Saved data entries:
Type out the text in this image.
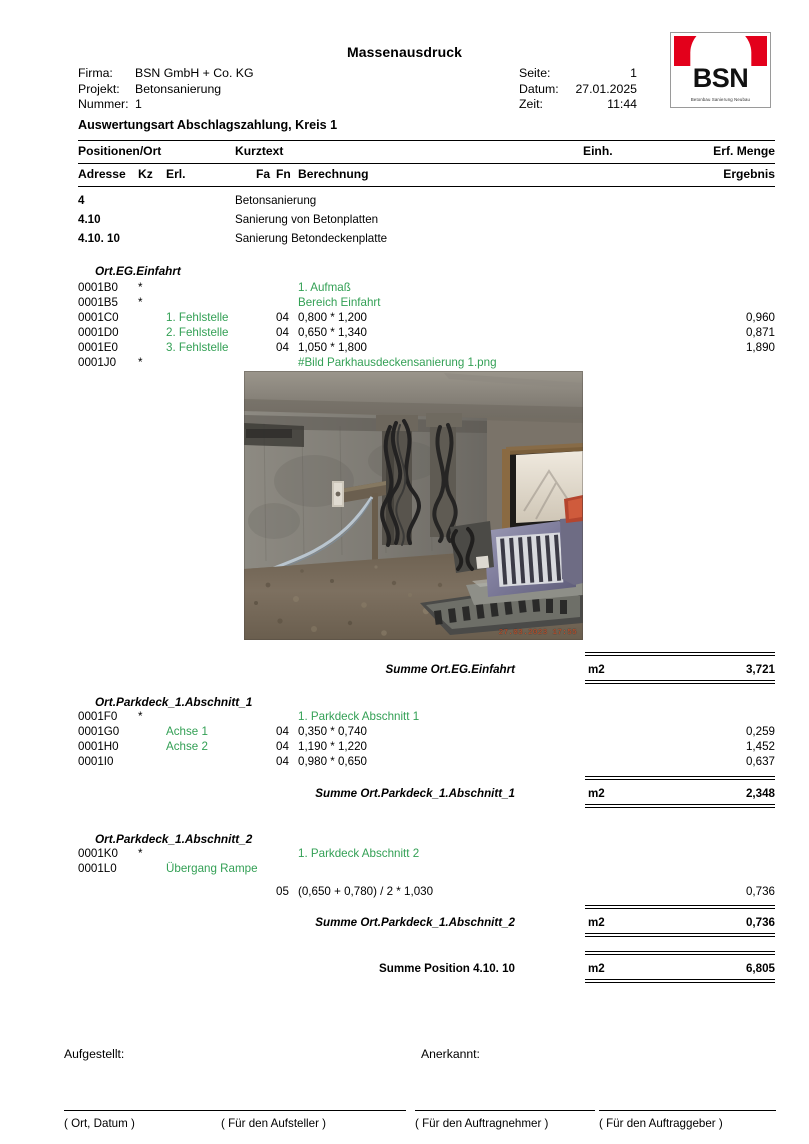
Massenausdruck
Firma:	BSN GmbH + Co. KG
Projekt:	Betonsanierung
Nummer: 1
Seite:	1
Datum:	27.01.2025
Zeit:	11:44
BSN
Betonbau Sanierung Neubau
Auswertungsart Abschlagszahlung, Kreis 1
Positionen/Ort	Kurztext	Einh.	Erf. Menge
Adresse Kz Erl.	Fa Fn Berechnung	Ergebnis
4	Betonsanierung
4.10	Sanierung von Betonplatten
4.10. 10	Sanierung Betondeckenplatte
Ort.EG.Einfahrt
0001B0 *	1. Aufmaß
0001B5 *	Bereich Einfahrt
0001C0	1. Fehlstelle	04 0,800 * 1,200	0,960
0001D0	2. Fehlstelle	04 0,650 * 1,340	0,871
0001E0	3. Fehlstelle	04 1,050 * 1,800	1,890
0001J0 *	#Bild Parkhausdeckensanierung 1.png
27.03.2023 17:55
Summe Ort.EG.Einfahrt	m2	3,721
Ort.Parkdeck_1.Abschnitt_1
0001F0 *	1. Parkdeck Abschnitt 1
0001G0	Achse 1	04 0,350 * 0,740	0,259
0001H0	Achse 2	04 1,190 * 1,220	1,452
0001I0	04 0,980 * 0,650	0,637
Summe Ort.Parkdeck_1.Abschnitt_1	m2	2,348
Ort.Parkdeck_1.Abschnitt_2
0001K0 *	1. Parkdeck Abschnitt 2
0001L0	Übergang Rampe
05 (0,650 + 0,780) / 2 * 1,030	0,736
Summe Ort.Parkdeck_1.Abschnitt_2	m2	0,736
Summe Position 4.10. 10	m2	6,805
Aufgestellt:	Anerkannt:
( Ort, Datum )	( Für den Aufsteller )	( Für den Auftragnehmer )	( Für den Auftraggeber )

---

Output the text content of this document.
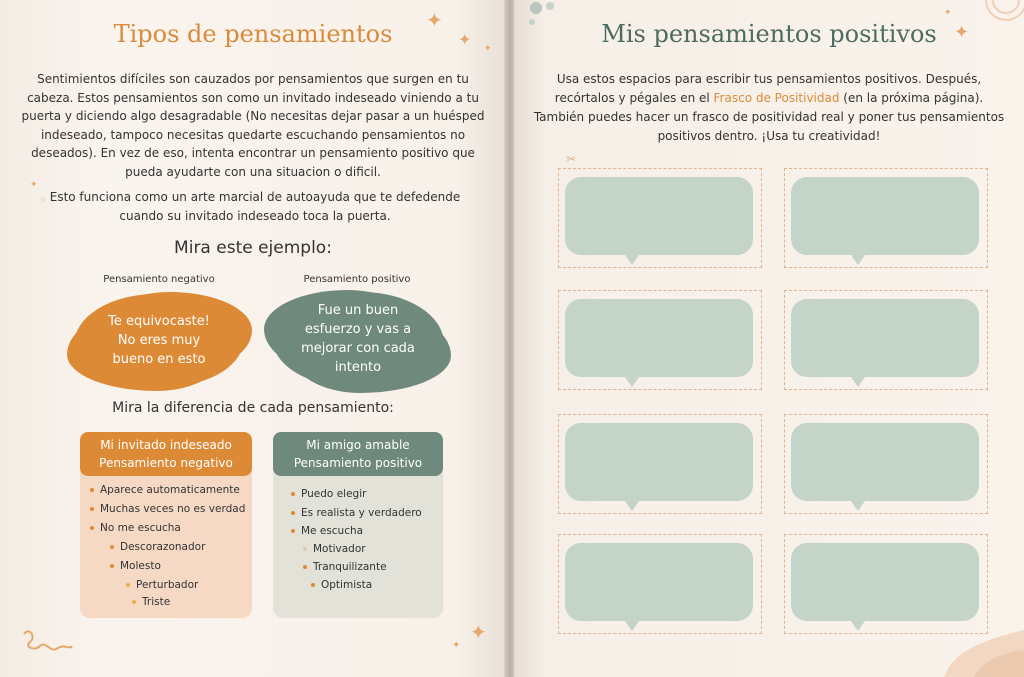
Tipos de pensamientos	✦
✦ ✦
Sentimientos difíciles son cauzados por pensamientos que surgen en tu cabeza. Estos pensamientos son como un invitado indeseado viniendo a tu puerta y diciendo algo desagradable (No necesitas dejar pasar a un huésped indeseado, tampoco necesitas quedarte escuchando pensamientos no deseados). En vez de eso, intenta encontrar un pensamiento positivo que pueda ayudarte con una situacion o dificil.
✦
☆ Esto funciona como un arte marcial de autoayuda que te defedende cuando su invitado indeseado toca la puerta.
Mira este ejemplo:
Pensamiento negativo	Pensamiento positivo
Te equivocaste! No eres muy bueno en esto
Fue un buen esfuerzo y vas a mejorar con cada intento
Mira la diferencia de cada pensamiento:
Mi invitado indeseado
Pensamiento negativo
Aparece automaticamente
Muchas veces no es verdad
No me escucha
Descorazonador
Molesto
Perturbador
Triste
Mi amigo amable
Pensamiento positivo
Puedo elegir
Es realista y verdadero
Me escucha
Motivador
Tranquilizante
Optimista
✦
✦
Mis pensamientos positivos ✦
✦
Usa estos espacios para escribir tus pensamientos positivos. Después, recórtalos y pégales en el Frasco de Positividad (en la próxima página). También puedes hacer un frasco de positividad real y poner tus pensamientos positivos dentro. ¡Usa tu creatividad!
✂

TASK INSTRUCTIONS -
Look through the material and copy each line that has "Datum".

EXERCISE RESPONSE -
Datum:	27.01.2025
( Ort, Datum )	( Für den Aufsteller )	( Für den Auftragnehmer )	( Für den Auftraggeber )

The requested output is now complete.